===== Working data =====

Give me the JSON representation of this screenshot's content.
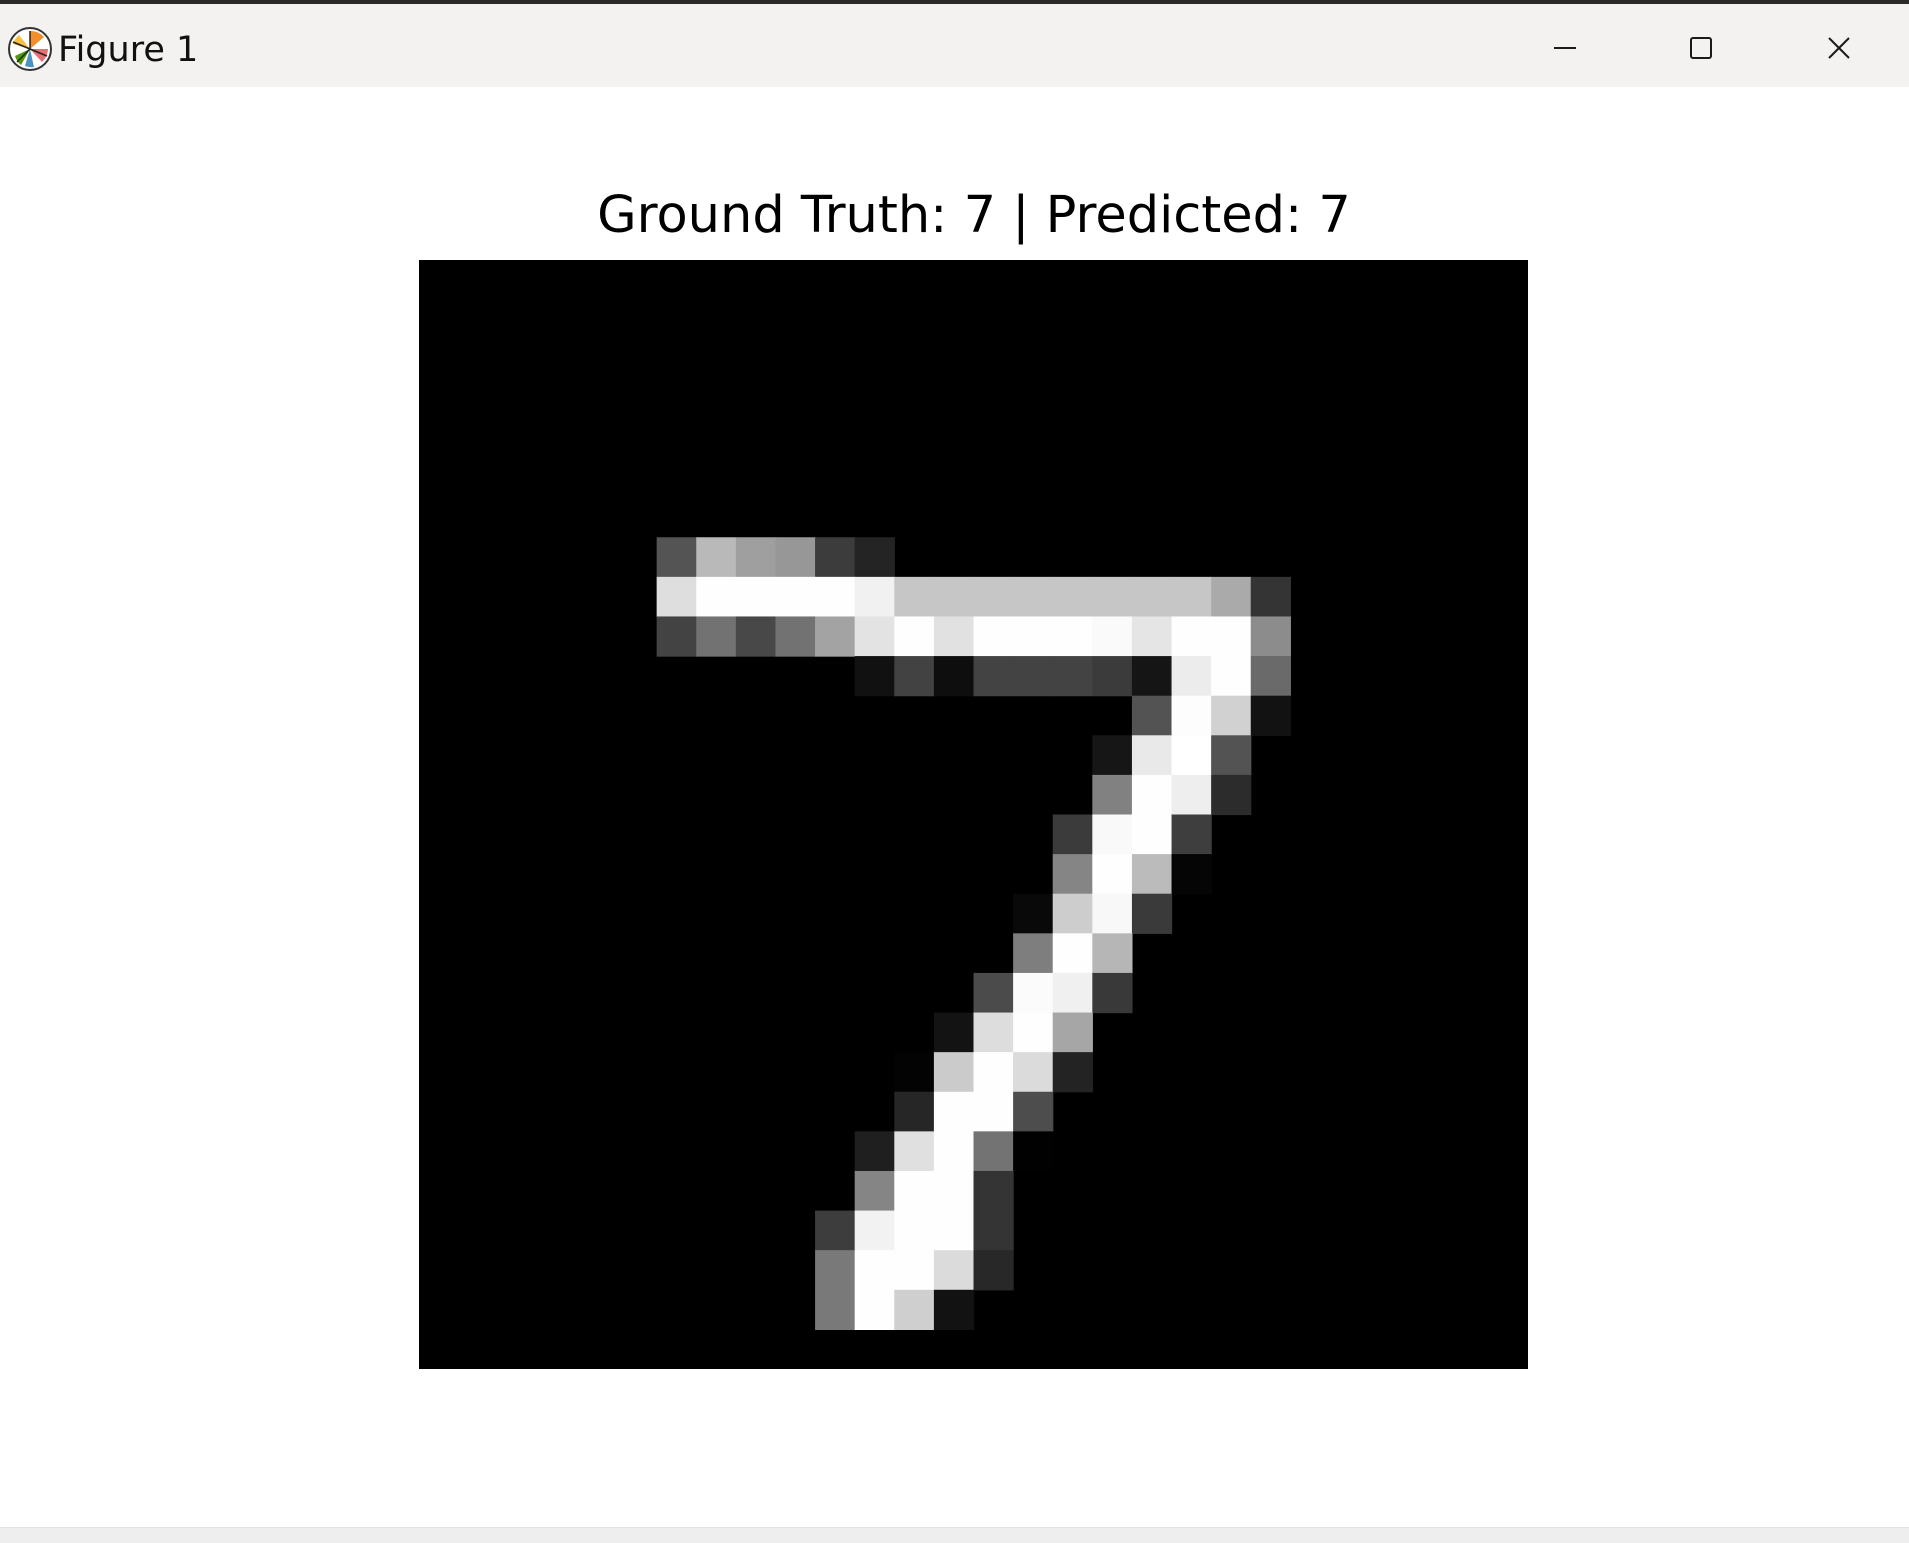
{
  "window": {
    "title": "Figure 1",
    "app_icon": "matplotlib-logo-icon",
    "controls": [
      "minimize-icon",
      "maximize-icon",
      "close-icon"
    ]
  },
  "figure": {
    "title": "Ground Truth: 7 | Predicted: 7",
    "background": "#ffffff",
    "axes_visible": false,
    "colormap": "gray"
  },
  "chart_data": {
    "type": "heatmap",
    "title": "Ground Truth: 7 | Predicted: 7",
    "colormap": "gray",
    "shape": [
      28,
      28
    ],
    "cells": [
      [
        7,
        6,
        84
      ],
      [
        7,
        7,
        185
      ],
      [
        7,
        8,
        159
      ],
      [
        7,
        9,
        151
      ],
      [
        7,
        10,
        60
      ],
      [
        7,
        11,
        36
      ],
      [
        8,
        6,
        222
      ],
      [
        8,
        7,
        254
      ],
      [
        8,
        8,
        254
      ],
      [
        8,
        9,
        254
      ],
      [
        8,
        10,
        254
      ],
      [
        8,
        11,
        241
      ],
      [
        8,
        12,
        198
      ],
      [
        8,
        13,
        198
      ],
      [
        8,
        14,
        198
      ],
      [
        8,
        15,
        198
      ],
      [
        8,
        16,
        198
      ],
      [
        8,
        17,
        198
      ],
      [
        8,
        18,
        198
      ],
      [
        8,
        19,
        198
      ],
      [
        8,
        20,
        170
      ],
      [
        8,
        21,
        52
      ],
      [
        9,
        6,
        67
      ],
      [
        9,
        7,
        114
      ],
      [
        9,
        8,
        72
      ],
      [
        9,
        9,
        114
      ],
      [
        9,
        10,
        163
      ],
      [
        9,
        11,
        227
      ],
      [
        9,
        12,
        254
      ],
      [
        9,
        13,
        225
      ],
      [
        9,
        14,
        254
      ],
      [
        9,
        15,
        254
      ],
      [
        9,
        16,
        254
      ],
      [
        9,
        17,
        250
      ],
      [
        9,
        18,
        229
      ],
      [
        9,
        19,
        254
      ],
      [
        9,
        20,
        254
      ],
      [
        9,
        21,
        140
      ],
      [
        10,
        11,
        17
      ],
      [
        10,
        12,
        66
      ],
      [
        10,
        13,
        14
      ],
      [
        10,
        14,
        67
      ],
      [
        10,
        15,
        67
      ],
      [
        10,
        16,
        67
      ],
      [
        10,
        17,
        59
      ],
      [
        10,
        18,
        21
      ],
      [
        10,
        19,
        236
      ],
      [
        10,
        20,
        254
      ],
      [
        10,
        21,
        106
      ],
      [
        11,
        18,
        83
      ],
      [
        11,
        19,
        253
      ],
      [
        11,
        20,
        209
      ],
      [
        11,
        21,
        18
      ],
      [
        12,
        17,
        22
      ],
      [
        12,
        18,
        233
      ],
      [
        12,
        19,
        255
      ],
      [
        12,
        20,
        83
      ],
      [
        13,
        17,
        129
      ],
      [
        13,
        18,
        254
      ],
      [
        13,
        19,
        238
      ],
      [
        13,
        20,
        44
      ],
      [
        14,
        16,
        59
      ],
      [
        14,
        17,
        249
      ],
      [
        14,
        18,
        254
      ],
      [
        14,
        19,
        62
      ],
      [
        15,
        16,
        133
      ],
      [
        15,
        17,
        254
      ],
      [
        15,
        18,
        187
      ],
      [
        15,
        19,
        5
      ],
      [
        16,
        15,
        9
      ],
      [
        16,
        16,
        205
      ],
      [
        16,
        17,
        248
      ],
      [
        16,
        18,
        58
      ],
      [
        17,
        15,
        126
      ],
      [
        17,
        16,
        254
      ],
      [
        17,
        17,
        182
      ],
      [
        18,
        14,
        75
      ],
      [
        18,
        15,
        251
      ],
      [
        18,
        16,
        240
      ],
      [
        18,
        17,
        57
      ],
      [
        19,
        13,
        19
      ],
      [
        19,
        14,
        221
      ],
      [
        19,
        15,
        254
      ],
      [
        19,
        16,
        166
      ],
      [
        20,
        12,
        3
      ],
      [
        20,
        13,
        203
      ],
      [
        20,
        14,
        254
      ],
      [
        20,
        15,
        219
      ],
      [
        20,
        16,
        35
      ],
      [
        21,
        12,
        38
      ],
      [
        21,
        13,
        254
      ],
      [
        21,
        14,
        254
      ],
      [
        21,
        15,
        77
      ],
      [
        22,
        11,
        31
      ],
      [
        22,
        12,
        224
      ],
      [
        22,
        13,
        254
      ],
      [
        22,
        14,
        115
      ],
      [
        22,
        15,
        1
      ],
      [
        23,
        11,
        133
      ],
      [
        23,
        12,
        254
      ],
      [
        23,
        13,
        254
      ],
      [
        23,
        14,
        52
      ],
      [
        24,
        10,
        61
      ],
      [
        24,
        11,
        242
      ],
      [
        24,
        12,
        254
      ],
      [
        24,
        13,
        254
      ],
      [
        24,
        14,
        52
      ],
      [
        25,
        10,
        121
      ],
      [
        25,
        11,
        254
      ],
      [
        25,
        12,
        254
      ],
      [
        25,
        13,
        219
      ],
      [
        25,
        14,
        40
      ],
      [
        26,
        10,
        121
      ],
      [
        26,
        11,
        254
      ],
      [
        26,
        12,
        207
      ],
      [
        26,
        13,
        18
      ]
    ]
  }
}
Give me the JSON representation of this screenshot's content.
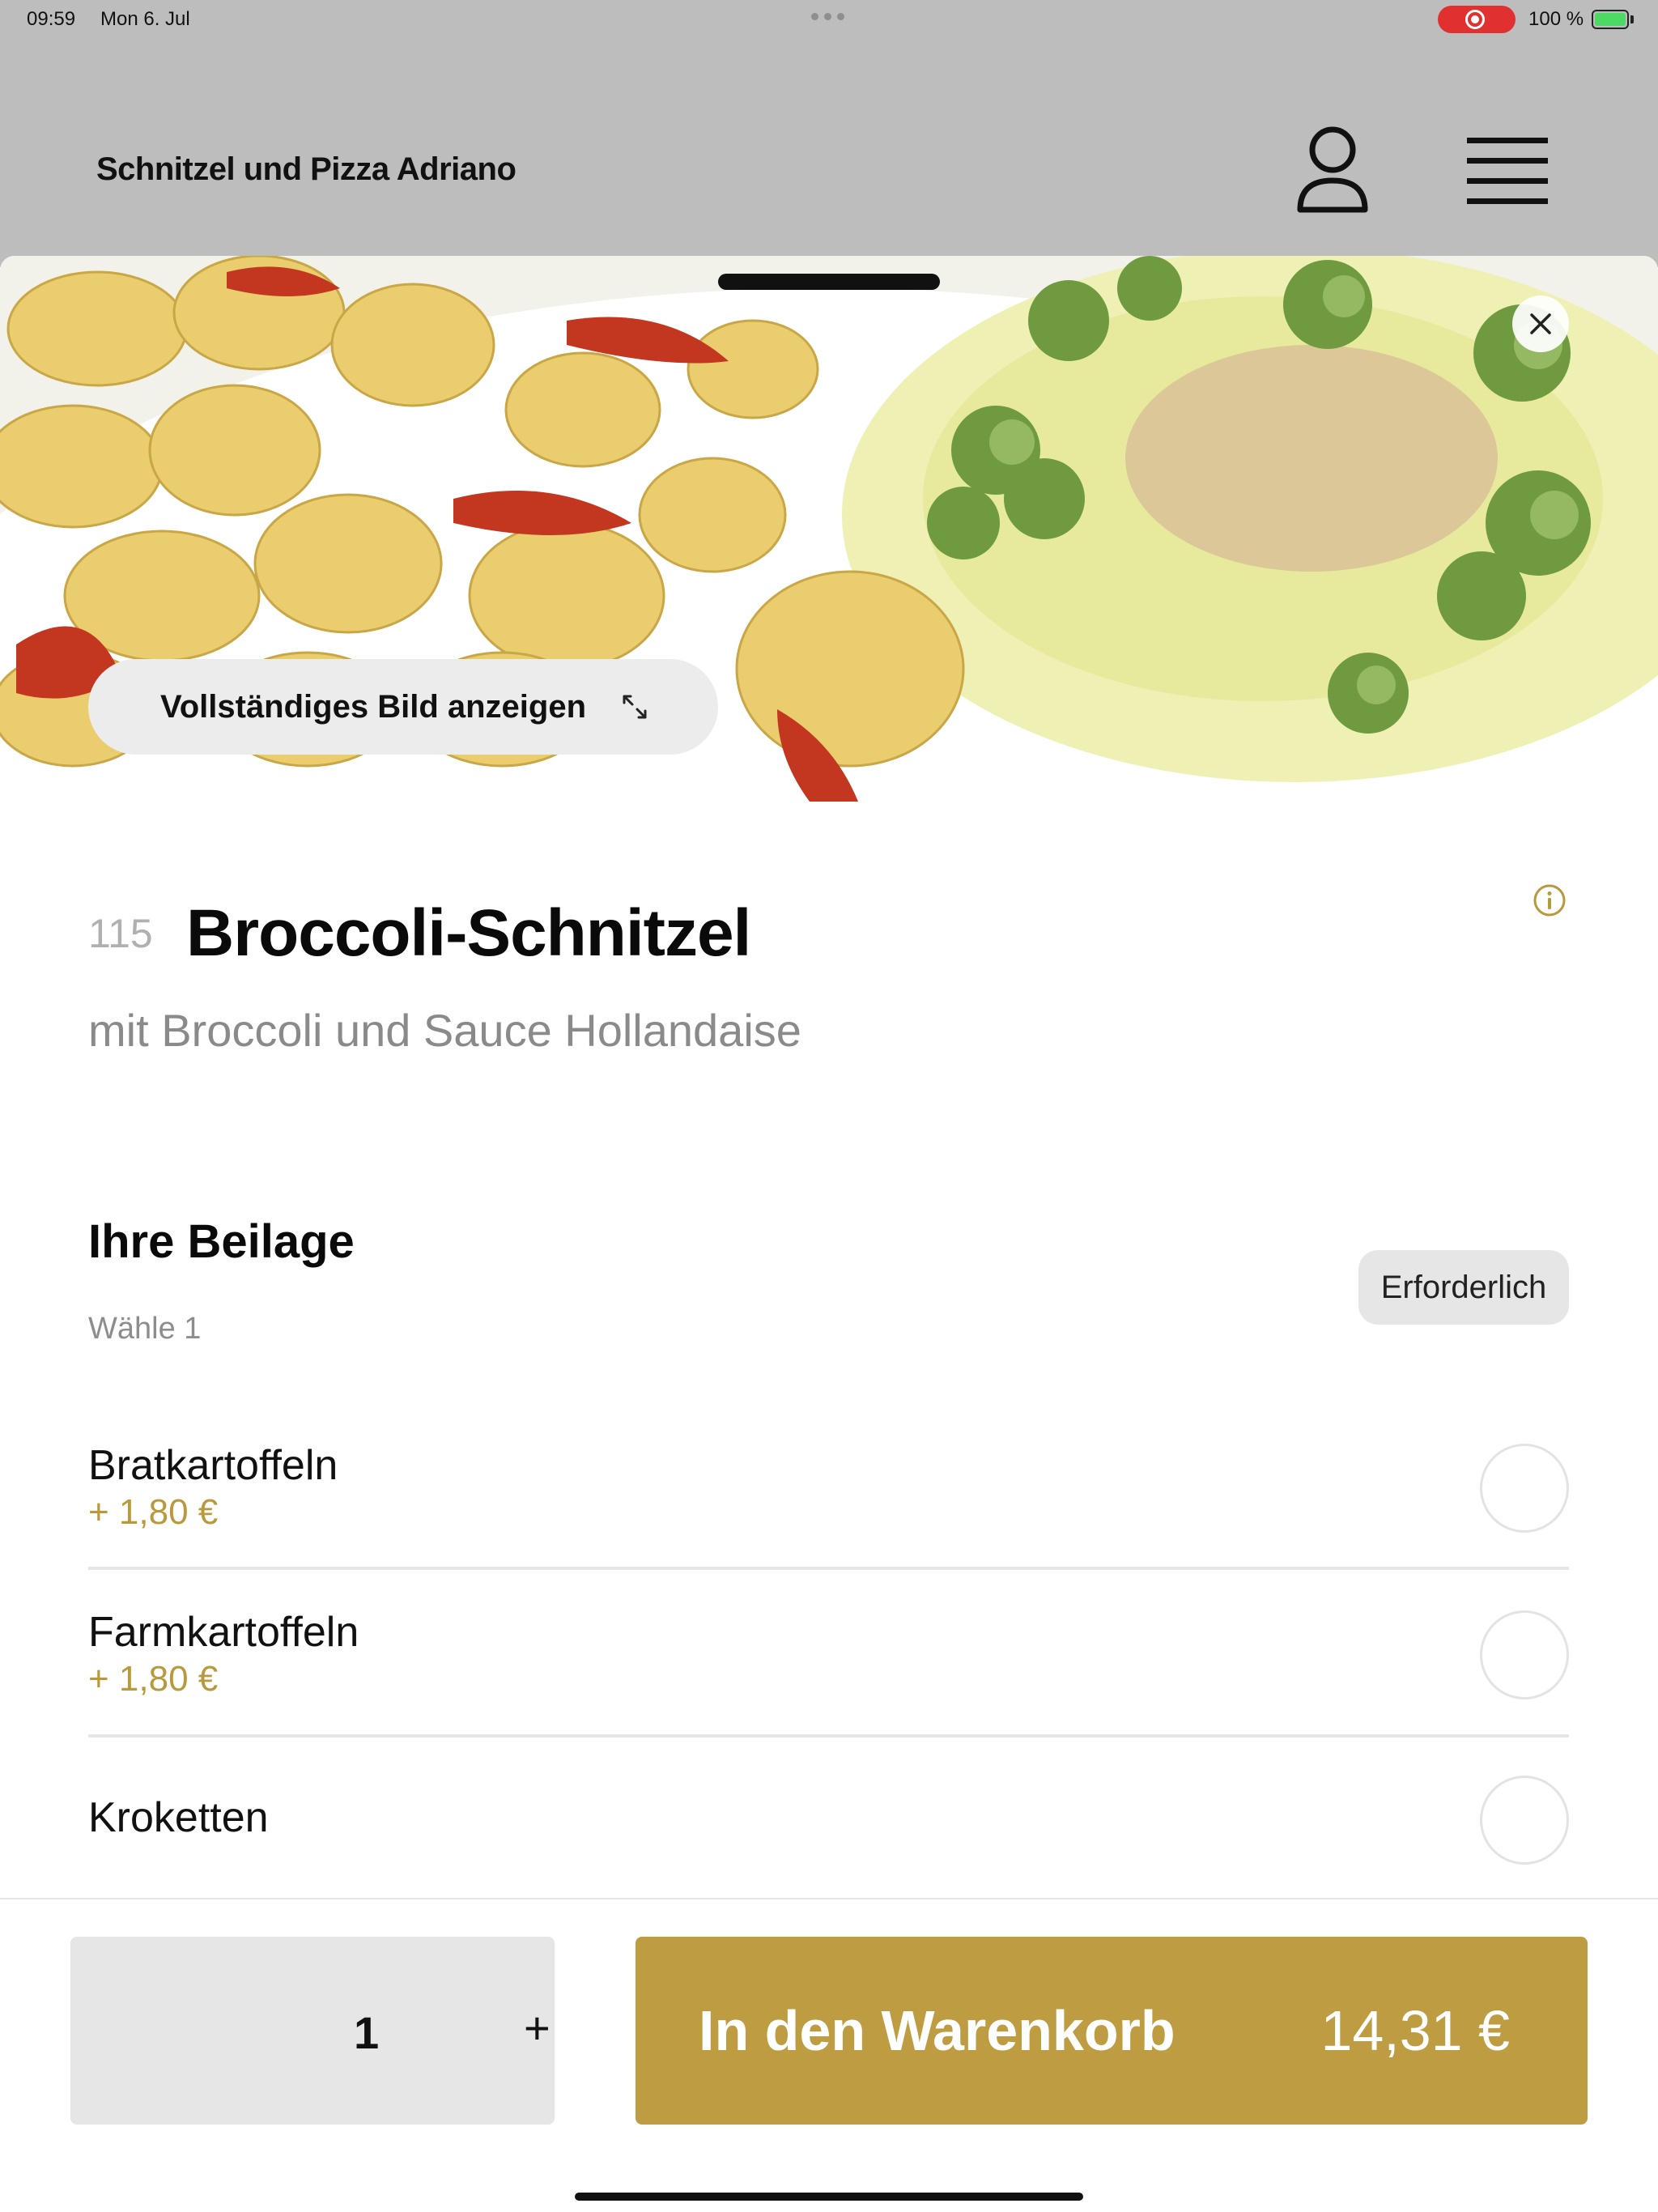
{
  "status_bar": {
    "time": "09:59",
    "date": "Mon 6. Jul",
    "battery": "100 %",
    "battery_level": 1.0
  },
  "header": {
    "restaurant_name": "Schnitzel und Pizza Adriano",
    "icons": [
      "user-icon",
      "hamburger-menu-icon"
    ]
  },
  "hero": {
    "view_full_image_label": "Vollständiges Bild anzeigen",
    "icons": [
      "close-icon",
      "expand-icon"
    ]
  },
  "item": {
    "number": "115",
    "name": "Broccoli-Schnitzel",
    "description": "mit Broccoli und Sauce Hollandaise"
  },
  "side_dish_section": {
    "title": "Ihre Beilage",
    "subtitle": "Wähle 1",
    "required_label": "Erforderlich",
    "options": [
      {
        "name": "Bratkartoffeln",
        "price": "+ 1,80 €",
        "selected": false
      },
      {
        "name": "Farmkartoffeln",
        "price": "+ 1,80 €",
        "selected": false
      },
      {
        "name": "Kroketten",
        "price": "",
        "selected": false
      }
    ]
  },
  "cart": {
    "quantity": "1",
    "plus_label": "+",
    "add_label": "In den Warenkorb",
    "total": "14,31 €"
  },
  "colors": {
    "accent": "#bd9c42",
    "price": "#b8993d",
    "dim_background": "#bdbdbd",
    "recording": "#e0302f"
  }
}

=====

Goal =
Track down the lines that include the word "Schnitzel" and copy them.

Output of the task =
    "restaurant_name": "Schnitzel und Pizza Adriano",
    "name": "Broccoli-Schnitzel",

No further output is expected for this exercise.